Exercise objective:
Scan the entries below for the word "syndrome" and copy every line where it turns up.

Data section:
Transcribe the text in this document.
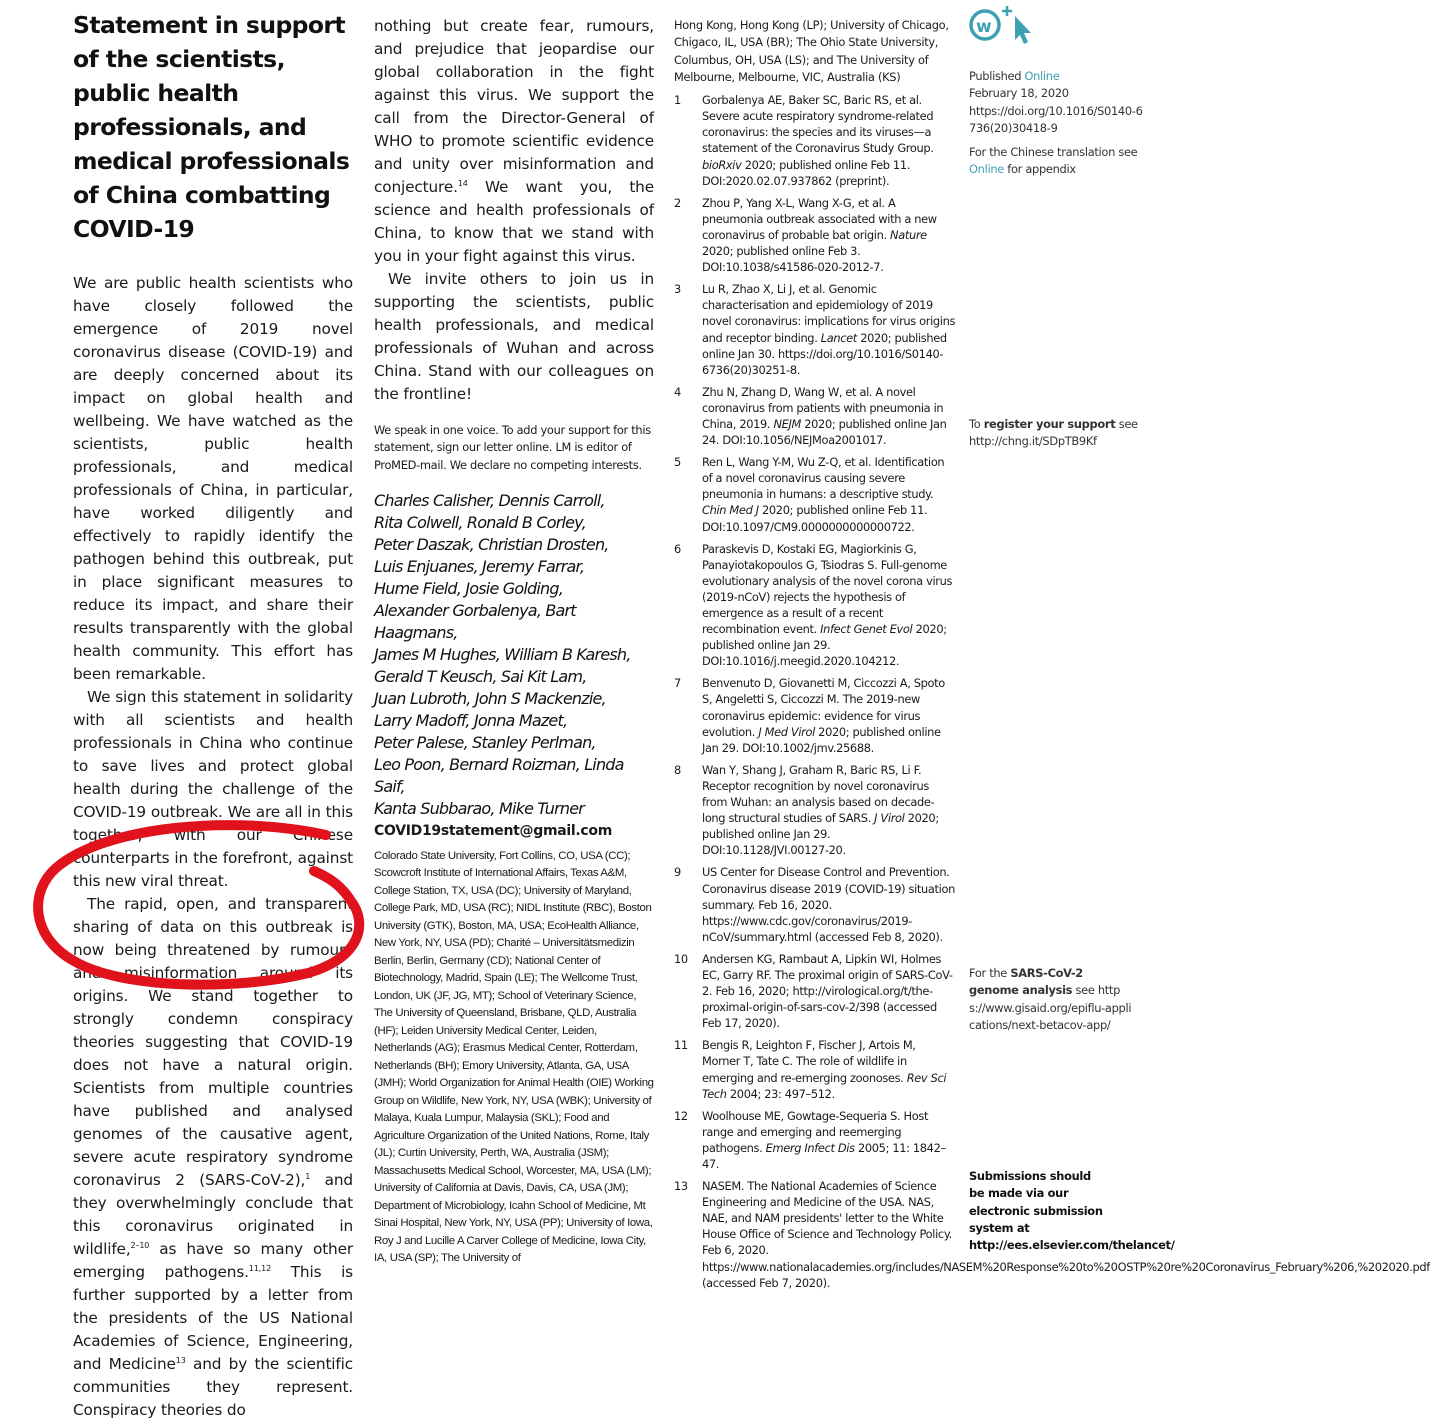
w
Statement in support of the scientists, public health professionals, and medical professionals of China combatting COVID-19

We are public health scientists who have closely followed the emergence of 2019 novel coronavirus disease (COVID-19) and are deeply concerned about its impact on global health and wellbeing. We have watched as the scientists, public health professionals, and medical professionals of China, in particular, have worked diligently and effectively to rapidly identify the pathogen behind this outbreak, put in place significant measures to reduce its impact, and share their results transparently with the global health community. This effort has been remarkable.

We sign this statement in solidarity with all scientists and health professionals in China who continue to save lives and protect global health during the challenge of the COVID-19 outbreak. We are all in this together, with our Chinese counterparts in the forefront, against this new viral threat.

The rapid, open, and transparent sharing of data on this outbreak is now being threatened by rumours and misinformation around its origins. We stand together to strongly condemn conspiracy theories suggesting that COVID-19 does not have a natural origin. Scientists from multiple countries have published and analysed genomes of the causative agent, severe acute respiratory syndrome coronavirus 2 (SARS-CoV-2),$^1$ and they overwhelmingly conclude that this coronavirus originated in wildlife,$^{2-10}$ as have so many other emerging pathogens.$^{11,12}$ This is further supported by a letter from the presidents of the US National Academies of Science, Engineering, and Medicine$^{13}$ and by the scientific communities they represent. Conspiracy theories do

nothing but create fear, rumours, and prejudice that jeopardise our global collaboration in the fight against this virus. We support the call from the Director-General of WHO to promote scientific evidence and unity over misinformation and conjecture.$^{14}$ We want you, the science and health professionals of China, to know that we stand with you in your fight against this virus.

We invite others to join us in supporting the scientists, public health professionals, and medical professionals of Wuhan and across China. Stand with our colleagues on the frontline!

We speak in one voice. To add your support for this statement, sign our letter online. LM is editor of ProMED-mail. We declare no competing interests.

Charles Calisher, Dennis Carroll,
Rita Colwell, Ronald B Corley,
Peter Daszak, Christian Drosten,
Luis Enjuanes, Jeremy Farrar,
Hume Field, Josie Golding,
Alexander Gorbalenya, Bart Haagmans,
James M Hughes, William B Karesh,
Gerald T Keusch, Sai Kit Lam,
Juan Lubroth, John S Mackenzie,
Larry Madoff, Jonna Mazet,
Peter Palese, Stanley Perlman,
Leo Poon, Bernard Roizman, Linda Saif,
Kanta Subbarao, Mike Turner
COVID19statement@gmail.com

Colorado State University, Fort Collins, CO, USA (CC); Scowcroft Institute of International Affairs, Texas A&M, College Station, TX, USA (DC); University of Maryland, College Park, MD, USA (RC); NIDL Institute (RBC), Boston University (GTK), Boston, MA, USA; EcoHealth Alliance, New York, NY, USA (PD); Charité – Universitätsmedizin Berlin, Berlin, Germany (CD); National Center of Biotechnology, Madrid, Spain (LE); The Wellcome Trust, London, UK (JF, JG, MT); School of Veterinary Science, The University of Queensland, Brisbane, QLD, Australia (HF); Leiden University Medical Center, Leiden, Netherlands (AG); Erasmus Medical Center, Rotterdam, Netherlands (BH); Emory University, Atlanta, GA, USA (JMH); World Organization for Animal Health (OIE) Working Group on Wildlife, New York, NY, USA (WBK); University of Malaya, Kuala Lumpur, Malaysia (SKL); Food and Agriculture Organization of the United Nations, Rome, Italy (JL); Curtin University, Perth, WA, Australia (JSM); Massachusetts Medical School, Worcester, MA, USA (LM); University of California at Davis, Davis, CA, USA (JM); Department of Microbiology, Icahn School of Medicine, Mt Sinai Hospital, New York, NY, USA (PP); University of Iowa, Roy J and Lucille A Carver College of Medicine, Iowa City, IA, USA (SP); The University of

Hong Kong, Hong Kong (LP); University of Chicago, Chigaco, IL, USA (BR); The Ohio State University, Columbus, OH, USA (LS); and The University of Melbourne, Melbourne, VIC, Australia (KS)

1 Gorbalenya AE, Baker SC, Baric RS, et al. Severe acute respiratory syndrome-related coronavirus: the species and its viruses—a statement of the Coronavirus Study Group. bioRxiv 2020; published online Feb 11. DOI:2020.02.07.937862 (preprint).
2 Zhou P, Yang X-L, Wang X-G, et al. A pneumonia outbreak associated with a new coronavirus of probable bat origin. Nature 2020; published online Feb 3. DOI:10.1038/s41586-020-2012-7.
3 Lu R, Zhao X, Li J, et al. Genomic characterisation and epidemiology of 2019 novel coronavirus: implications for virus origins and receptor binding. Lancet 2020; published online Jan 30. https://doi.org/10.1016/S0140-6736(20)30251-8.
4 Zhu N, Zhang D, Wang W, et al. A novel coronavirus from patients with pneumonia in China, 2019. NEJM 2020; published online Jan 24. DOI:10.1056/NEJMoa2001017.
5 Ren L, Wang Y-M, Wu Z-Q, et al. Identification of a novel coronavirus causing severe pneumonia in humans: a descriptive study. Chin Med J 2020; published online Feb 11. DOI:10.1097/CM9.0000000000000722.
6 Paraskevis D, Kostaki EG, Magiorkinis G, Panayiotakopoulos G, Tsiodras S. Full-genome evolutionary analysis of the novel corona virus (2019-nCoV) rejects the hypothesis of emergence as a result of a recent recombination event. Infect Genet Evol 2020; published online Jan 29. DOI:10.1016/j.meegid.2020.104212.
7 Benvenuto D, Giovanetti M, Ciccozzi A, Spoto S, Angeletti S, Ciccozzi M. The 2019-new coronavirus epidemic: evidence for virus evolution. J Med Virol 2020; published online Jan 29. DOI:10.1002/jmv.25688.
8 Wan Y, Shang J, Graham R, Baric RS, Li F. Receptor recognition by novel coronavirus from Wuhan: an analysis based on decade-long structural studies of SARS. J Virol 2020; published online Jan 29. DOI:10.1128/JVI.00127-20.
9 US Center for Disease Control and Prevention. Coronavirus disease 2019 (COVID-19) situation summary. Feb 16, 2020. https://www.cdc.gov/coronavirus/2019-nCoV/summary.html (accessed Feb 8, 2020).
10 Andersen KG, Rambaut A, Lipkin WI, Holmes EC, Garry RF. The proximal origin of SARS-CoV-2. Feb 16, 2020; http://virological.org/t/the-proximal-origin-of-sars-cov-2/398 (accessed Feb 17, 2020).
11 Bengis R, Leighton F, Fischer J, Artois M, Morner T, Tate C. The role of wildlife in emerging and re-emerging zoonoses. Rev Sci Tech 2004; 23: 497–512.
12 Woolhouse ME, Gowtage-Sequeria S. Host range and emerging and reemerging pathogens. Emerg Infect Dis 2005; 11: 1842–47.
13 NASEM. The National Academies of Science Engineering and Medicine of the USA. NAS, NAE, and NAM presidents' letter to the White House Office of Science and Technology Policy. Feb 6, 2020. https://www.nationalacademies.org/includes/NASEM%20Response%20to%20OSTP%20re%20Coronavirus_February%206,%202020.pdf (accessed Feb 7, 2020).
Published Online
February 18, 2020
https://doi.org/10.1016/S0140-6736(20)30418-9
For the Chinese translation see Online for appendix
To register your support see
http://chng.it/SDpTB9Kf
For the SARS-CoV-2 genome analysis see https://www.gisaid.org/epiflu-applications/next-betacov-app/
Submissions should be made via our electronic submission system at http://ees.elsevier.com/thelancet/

Written response:
The rapid, open, and transparent sharing of data on this outbreak is now being threatened by rumours and misinformation around its origins. We stand together to strongly condemn conspiracy theories suggesting that COVID-19 does not have a natural origin. Scientists from multiple countries have published and analysed genomes of the causative agent, severe acute respiratory syndrome coronavirus 2 (SARS-CoV-2),$^1$ and they overwhelmingly conclude that this coronavirus originated in wildlife,$^{2-10}$ as have so many other emerging pathogens.$^{11,12}$ This is further supported by a letter from the presidents of the US National Academies of Science, Engineering, and Medicine$^{13}$ and by the scientific communities they represent. Conspiracy theories do
1 Gorbalenya AE, Baker SC, Baric RS, et al. Severe acute respiratory syndrome-related coronavirus: the species and its viruses—a statement of the Coronavirus Study Group. bioRxiv 2020; published online Feb 11. DOI:2020.02.07.937862 (preprint).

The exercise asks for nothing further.